Faithfully return all lines, omitting every embedded picture.
____ Listed records
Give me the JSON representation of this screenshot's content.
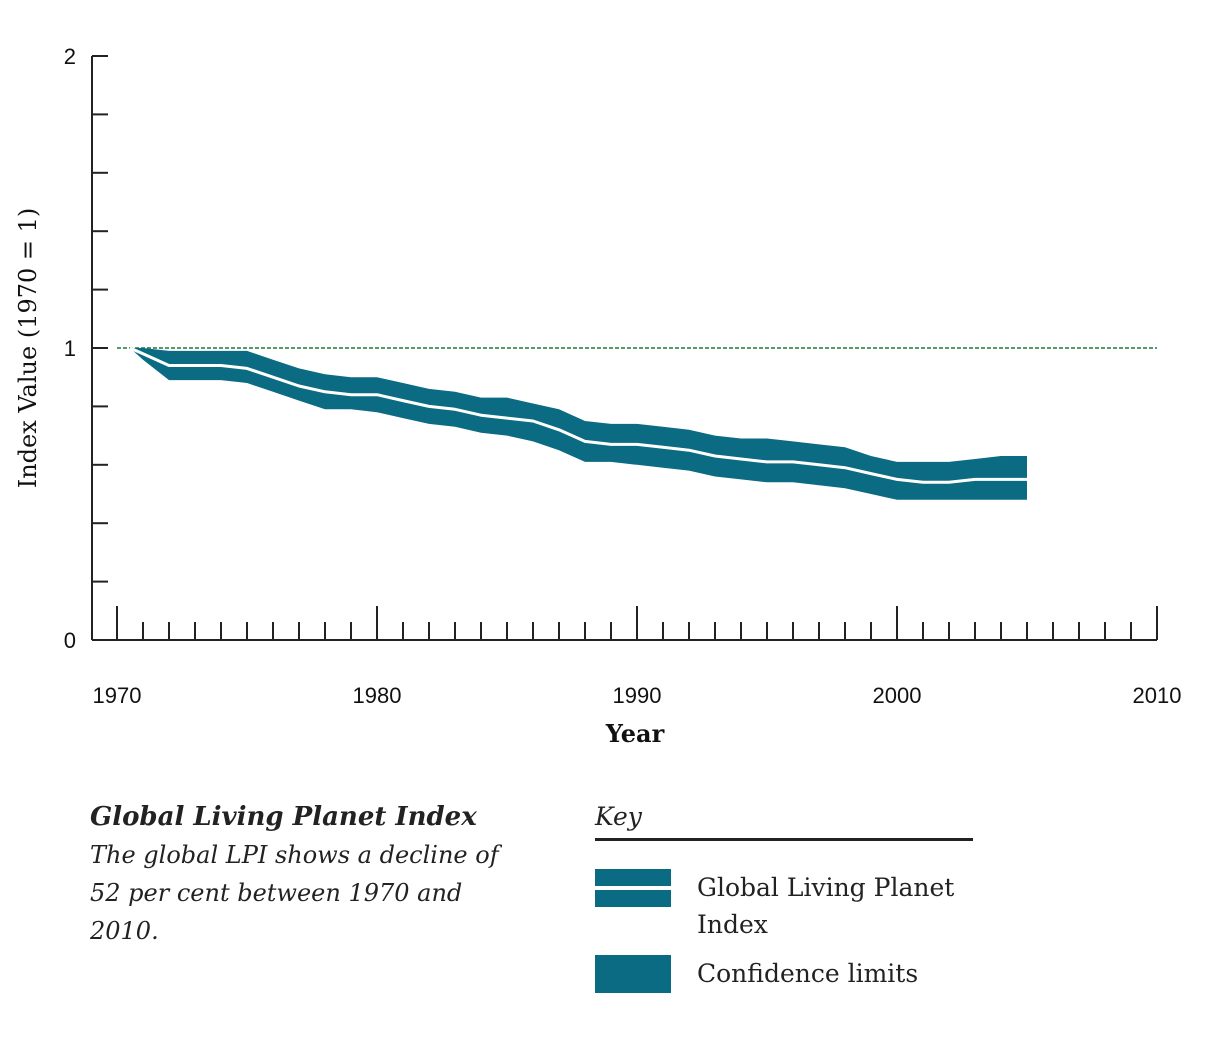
{
  "chart_data": {
    "type": "area",
    "title": "Global Living Planet Index",
    "xlabel": "Year",
    "ylabel": "Index Value (1970 = 1)",
    "xlim": [
      1970,
      2010
    ],
    "ylim": [
      0,
      2
    ],
    "x_ticks": [
      1970,
      1980,
      1990,
      2000,
      2010
    ],
    "y_ticks": [
      0,
      1,
      2
    ],
    "x_minor_step": 1,
    "y_minor_step": 0.2,
    "reference_line": {
      "y": 1,
      "color": "#1e7a35",
      "style": "dashed"
    },
    "colors": {
      "band": "#0b6b82",
      "index_line": "#ffffff"
    },
    "series": [
      {
        "name": "Global Living Planet Index",
        "x": [
          1970.5,
          1971,
          1972,
          1973,
          1974,
          1975,
          1976,
          1977,
          1978,
          1979,
          1980,
          1981,
          1982,
          1983,
          1984,
          1985,
          1986,
          1987,
          1988,
          1989,
          1990,
          1991,
          1992,
          1993,
          1994,
          1995,
          1996,
          1997,
          1998,
          1999,
          2000,
          2001,
          2002,
          2003,
          2004,
          2005
        ],
        "y": [
          1.0,
          0.98,
          0.94,
          0.94,
          0.94,
          0.93,
          0.9,
          0.87,
          0.85,
          0.84,
          0.84,
          0.82,
          0.8,
          0.79,
          0.77,
          0.76,
          0.75,
          0.72,
          0.68,
          0.67,
          0.67,
          0.66,
          0.65,
          0.63,
          0.62,
          0.61,
          0.61,
          0.6,
          0.59,
          0.57,
          0.55,
          0.54,
          0.54,
          0.55,
          0.55,
          0.55
        ]
      },
      {
        "name": "Confidence limits (upper)",
        "x": [
          1970.5,
          1971,
          1972,
          1973,
          1974,
          1975,
          1976,
          1977,
          1978,
          1979,
          1980,
          1981,
          1982,
          1983,
          1984,
          1985,
          1986,
          1987,
          1988,
          1989,
          1990,
          1991,
          1992,
          1993,
          1994,
          1995,
          1996,
          1997,
          1998,
          1999,
          2000,
          2001,
          2002,
          2003,
          2004,
          2005
        ],
        "y": [
          1.0,
          1.0,
          0.99,
          0.99,
          0.99,
          0.99,
          0.96,
          0.93,
          0.91,
          0.9,
          0.9,
          0.88,
          0.86,
          0.85,
          0.83,
          0.83,
          0.81,
          0.79,
          0.75,
          0.74,
          0.74,
          0.73,
          0.72,
          0.7,
          0.69,
          0.69,
          0.68,
          0.67,
          0.66,
          0.63,
          0.61,
          0.61,
          0.61,
          0.62,
          0.63,
          0.63
        ]
      },
      {
        "name": "Confidence limits (lower)",
        "x": [
          1970.5,
          1971,
          1972,
          1973,
          1974,
          1975,
          1976,
          1977,
          1978,
          1979,
          1980,
          1981,
          1982,
          1983,
          1984,
          1985,
          1986,
          1987,
          1988,
          1989,
          1990,
          1991,
          1992,
          1993,
          1994,
          1995,
          1996,
          1997,
          1998,
          1999,
          2000,
          2001,
          2002,
          2003,
          2004,
          2005
        ],
        "y": [
          1.0,
          0.96,
          0.89,
          0.89,
          0.89,
          0.88,
          0.85,
          0.82,
          0.79,
          0.79,
          0.78,
          0.76,
          0.74,
          0.73,
          0.71,
          0.7,
          0.68,
          0.65,
          0.61,
          0.61,
          0.6,
          0.59,
          0.58,
          0.56,
          0.55,
          0.54,
          0.54,
          0.53,
          0.52,
          0.5,
          0.48,
          0.48,
          0.48,
          0.48,
          0.48,
          0.48
        ]
      }
    ]
  },
  "caption": {
    "title": "Global Living Planet Index",
    "text": "The global LPI shows a decline of 52 per cent between 1970 and 2010."
  },
  "key": {
    "title": "Key",
    "items": [
      {
        "label": "Global Living Planet Index",
        "icon": "band-with-line"
      },
      {
        "label": "Confidence limits",
        "icon": "band"
      }
    ]
  }
}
________
[Result of this exercise]:
Give me the JSON representation of this screenshot's content.
{
  "chart_data": {
    "type": "area",
    "title": "Global Living Planet Index",
    "xlabel": "Year",
    "ylabel": "Index Value (1970 = 1)",
    "xlim": [
      1970,
      2010
    ],
    "ylim": [
      0,
      2
    ],
    "x_ticks": [
      1970,
      1980,
      1990,
      2000,
      2010
    ],
    "y_ticks": [
      0,
      1,
      2
    ],
    "x_minor_step": 1,
    "y_minor_step": 0.2,
    "reference_line": {
      "y": 1,
      "color": "#1e7a35",
      "style": "dashed"
    },
    "colors": {
      "band": "#0b6b82",
      "index_line": "#ffffff"
    },
    "series": [
      {
        "name": "Global Living Planet Index",
        "x": [
          1970.5,
          1971,
          1972,
          1973,
          1974,
          1975,
          1976,
          1977,
          1978,
          1979,
          1980,
          1981,
          1982,
          1983,
          1984,
          1985,
          1986,
          1987,
          1988,
          1989,
          1990,
          1991,
          1992,
          1993,
          1994,
          1995,
          1996,
          1997,
          1998,
          1999,
          2000,
          2001,
          2002,
          2003,
          2004,
          2005
        ],
        "y": [
          1.0,
          0.98,
          0.94,
          0.94,
          0.94,
          0.93,
          0.9,
          0.87,
          0.85,
          0.84,
          0.84,
          0.82,
          0.8,
          0.79,
          0.77,
          0.76,
          0.75,
          0.72,
          0.68,
          0.67,
          0.67,
          0.66,
          0.65,
          0.63,
          0.62,
          0.61,
          0.61,
          0.6,
          0.59,
          0.57,
          0.55,
          0.54,
          0.54,
          0.55,
          0.55,
          0.55
        ]
      },
      {
        "name": "Confidence limits (upper)",
        "x": [
          1970.5,
          1971,
          1972,
          1973,
          1974,
          1975,
          1976,
          1977,
          1978,
          1979,
          1980,
          1981,
          1982,
          1983,
          1984,
          1985,
          1986,
          1987,
          1988,
          1989,
          1990,
          1991,
          1992,
          1993,
          1994,
          1995,
          1996,
          1997,
          1998,
          1999,
          2000,
          2001,
          2002,
          2003,
          2004,
          2005
        ],
        "y": [
          1.0,
          1.0,
          0.99,
          0.99,
          0.99,
          0.99,
          0.96,
          0.93,
          0.91,
          0.9,
          0.9,
          0.88,
          0.86,
          0.85,
          0.83,
          0.83,
          0.81,
          0.79,
          0.75,
          0.74,
          0.74,
          0.73,
          0.72,
          0.7,
          0.69,
          0.69,
          0.68,
          0.67,
          0.66,
          0.63,
          0.61,
          0.61,
          0.61,
          0.62,
          0.63,
          0.63
        ]
      },
      {
        "name": "Confidence limits (lower)",
        "x": [
          1970.5,
          1971,
          1972,
          1973,
          1974,
          1975,
          1976,
          1977,
          1978,
          1979,
          1980,
          1981,
          1982,
          1983,
          1984,
          1985,
          1986,
          1987,
          1988,
          1989,
          1990,
          1991,
          1992,
          1993,
          1994,
          1995,
          1996,
          1997,
          1998,
          1999,
          2000,
          2001,
          2002,
          2003,
          2004,
          2005
        ],
        "y": [
          1.0,
          0.96,
          0.89,
          0.89,
          0.89,
          0.88,
          0.85,
          0.82,
          0.79,
          0.79,
          0.78,
          0.76,
          0.74,
          0.73,
          0.71,
          0.7,
          0.68,
          0.65,
          0.61,
          0.61,
          0.6,
          0.59,
          0.58,
          0.56,
          0.55,
          0.54,
          0.54,
          0.53,
          0.52,
          0.5,
          0.48,
          0.48,
          0.48,
          0.48,
          0.48,
          0.48
        ]
      }
    ]
  },
  "caption": {
    "title": "Global Living Planet Index",
    "text": "The global LPI shows a decline of 52 per cent between 1970 and 2010."
  },
  "key": {
    "title": "Key",
    "items": [
      {
        "label": "Global Living Planet Index",
        "icon": "band-with-line"
      },
      {
        "label": "Confidence limits",
        "icon": "band"
      }
    ]
  }
}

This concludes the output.